→ Excerpted text:
──────────────────────────────

Videogames are one of the most marvelous mediums when it comes to creating a fancy layer around the intellectual challenges posed by abstract puzzles. Game designers work very hard to create new, innovative representations and interfaces ("gameplay") around ageless logical recreations, puzzles. In the old gamethink tradition, let’s take a few steps back to analyse what different kind of puzzles we are talking about and hopefully draw some interesting conclusions for budding puzzle/game designers.
From arbitrary guessing to intuition
Guess or die

- Shadowgate, NES, 1987
- If you touch the candle, you will die. You had no way to know that you shouldn’t do that.
The lowest form of puzzle is one where the game asks the player a question with several choices, all of which but one being losing choices. The game doesn’t help the player by providing hints or anything that would back up their decision. Popular up to the 80s, this kind of puzzle that questions the ability to decide rather than that to judge, and that tests frustration rather than attention, is unsurprisingly one of the first victims of natural selection of the evolution of game design. Often rejected, as perceived as unfair, it still appears now and again under various formats, often for optional sub-games, gambles and so on.

──────────────────────────────

→ Source excerpt:
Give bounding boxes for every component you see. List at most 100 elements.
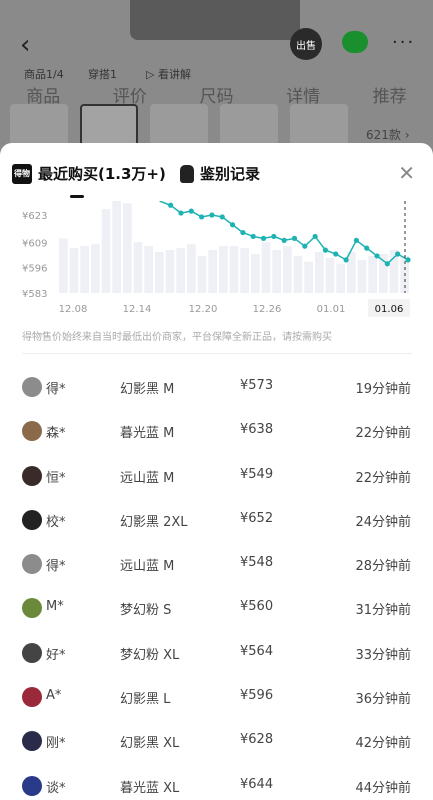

──────────────────────────────

→ Exercise set:
• A. In the passage on videogame puzzles, give the stretch from "Videogames are one" through "shouldn’t do that." again, swapping "candle" for "torch".
• B. According to the passage on videogame puzzles, until when was the lowest form of puzzle popular?

→ Full solutions:
• A.
Videogames are one of the most marvelous mediums when it comes to creating a fancy layer around the intellectual challenges posed by abstract puzzles. Game designers work very hard to create new, innovative representations and interfaces ("gameplay") around ageless logical recreations, puzzles. In the old gamethink tradition, let’s take a few steps back to analyse what different kind of puzzles we are talking about and hopefully draw some interesting conclusions for budding puzzle/game designers.
From arbitrary guessing to intuition
Guess or die

- Shadowgate, NES, 1987
- If you touch the torch, you will die. You had no way to know that you shouldn’t do that.

• B. Up to the 80s.